- [Goal]:
Transcribe all of the material exactly, except for its pictures.

- [Exercise materials]:
(begin)

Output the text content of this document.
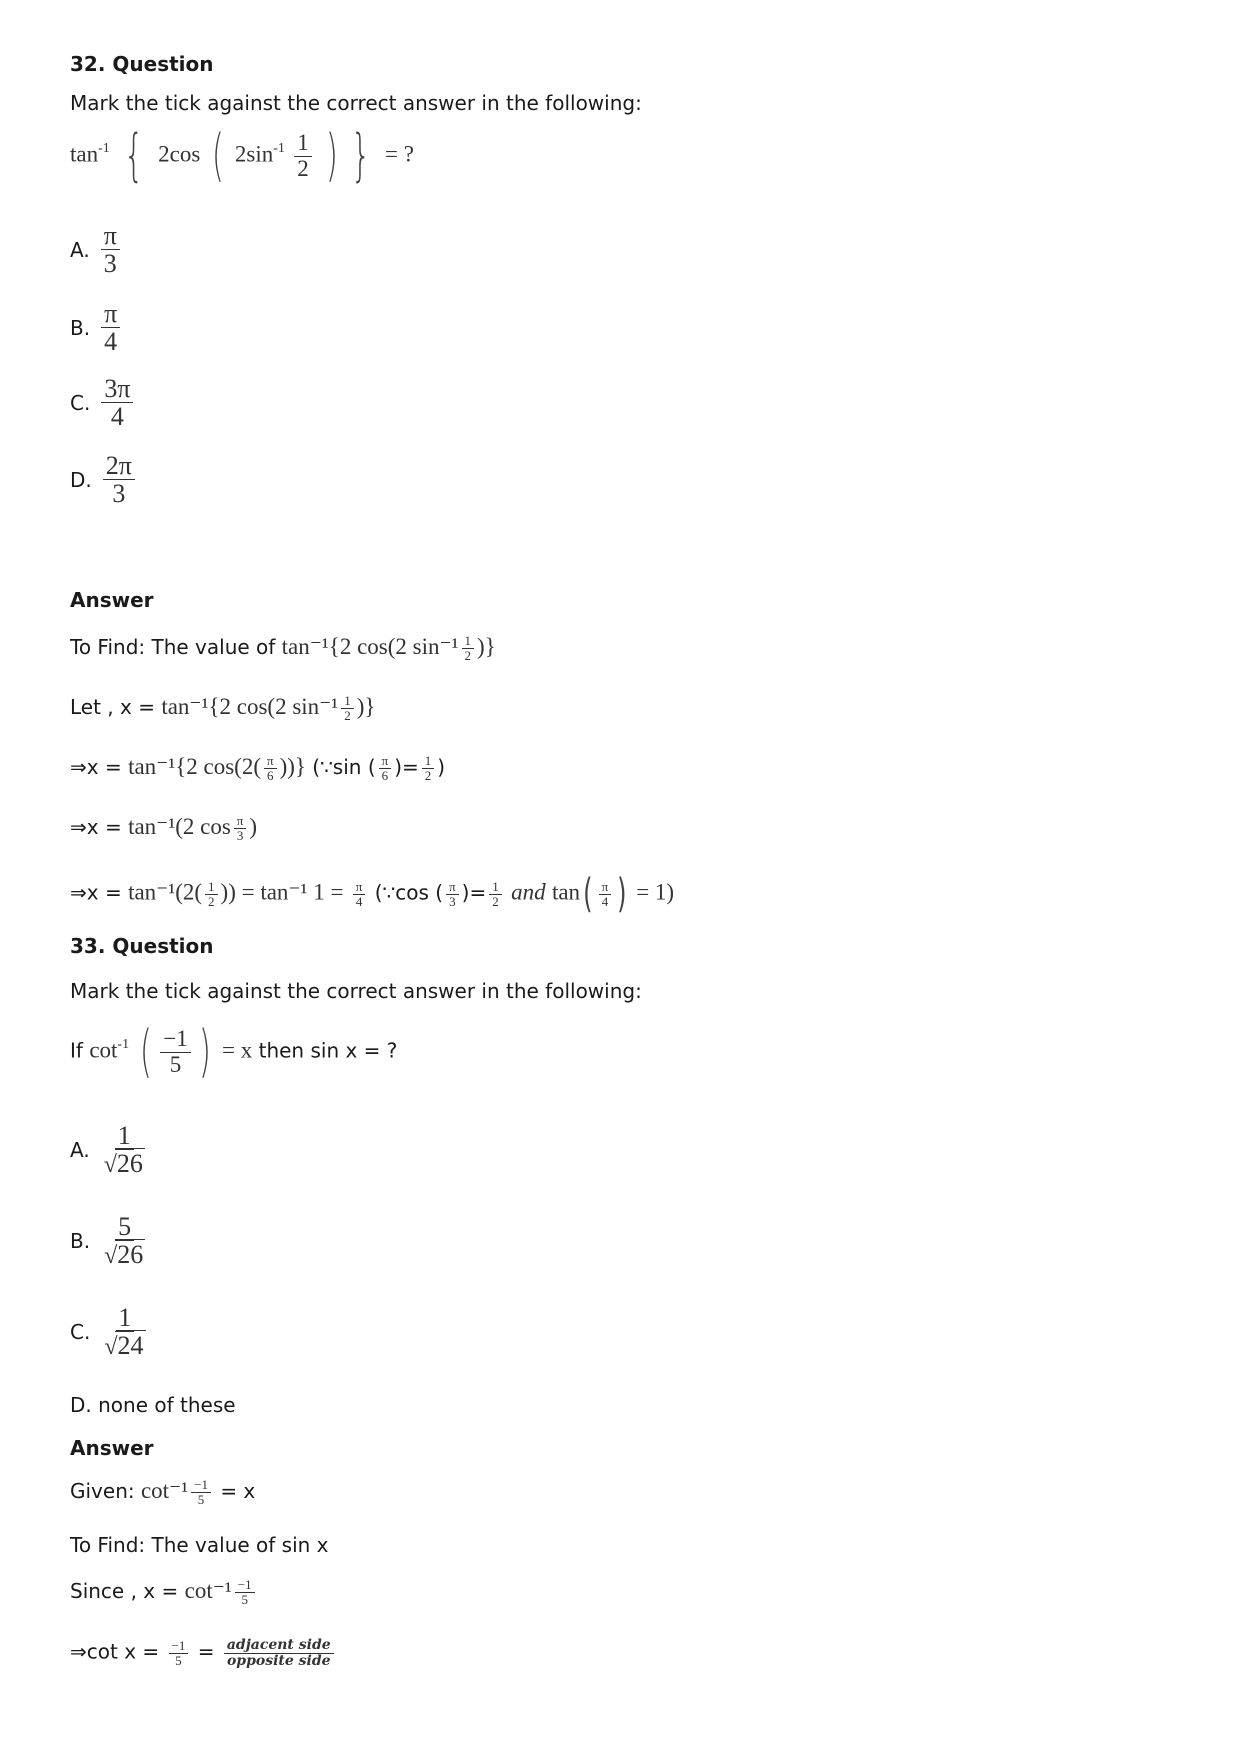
32. Question
Mark the tick against the correct answer in the following:
$\tan^{-1}$ { 2cos ( $2\sin^{-1} \frac{1}{2}$ ) } = ?
A. $\frac{\pi}{3}$
B. $\frac{\pi}{4}$
C. $\frac{3\pi}{4}$
D. $\frac{2\pi}{3}$
Answer
To Find: The value of tan⁻¹{2 cos(2 $\sin^{-1} \frac{1}{2}$ )}
Let , x = tan⁻¹{2 cos(2 $\sin^{-1} \frac{1}{2}$ )}
⇒x = tan⁻¹{2 $\cos(2( \frac{\pi}{6}$ ))} (∵sin ( $\frac{\pi}{6}$ )= $\frac{1}{2}$ )
⇒x = tan⁻¹(2 $\cos \frac{\pi}{3}$ )
⇒x = $\tan^{-1}(2( \frac{1}{2}$ )) = tan⁻¹ $1 = \frac{\pi}{4}$ (∵cos ( $\frac{\pi}{3}$ )= $\frac{1}{2}$ and $\tan( \frac{\pi}{4}$ ) = 1)
33. Question
Mark the tick against the correct answer in the following:
If $\cot^{-1}$ ( $\frac{-1}{5}$ ) = x then sin x = ?
A. $\frac{1}{√26}$
B. $\frac{5}{√26}$
C. $\frac{1}{√24}$
D. none of these
Answer
Given: $\cot^{-1} \frac{-1}{5} = x$
To Find: The value of sin x
Since , $x = \cot^{-1} \frac{-1}{5}$
⇒cot $x = \frac{-1}{5} = \frac{\text{adjacent side}}{\text{opposite side}}$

(end)

- [Response]:
Output the text content of this document.
32. Question
Mark the tick against the correct answer in the following:
$\tan^{-1}$ { 2cos ( $2\sin^{-1} \frac{1}{2}$ ) } = ?
A. $\frac{\pi}{3}$
B. $\frac{\pi}{4}$
C. $\frac{3\pi}{4}$
D. $\frac{2\pi}{3}$
Answer
To Find: The value of tan⁻¹{2 cos(2 $\sin^{-1} \frac{1}{2}$ )}
Let , x = tan⁻¹{2 cos(2 $\sin^{-1} \frac{1}{2}$ )}
⇒x = tan⁻¹{2 $\cos(2( \frac{\pi}{6}$ ))} (∵sin ( $\frac{\pi}{6}$ )= $\frac{1}{2}$ )
⇒x = tan⁻¹(2 $\cos \frac{\pi}{3}$ )
⇒x = $\tan^{-1}(2( \frac{1}{2}$ )) = tan⁻¹ $1 = \frac{\pi}{4}$ (∵cos ( $\frac{\pi}{3}$ )= $\frac{1}{2}$ and $\tan( \frac{\pi}{4}$ ) = 1)
33. Question
Mark the tick against the correct answer in the following:
If $\cot^{-1}$ ( $\frac{-1}{5}$ ) = x then sin x = ?
A. $\frac{1}{√26}$
B. $\frac{5}{√26}$
C. $\frac{1}{√24}$
D. none of these
Answer
Given: $\cot^{-1} \frac{-1}{5} = x$
To Find: The value of sin x
Since , $x = \cot^{-1} \frac{-1}{5}$
⇒cot $x = \frac{-1}{5} = \frac{\text{adjacent side}}{\text{opposite side}}$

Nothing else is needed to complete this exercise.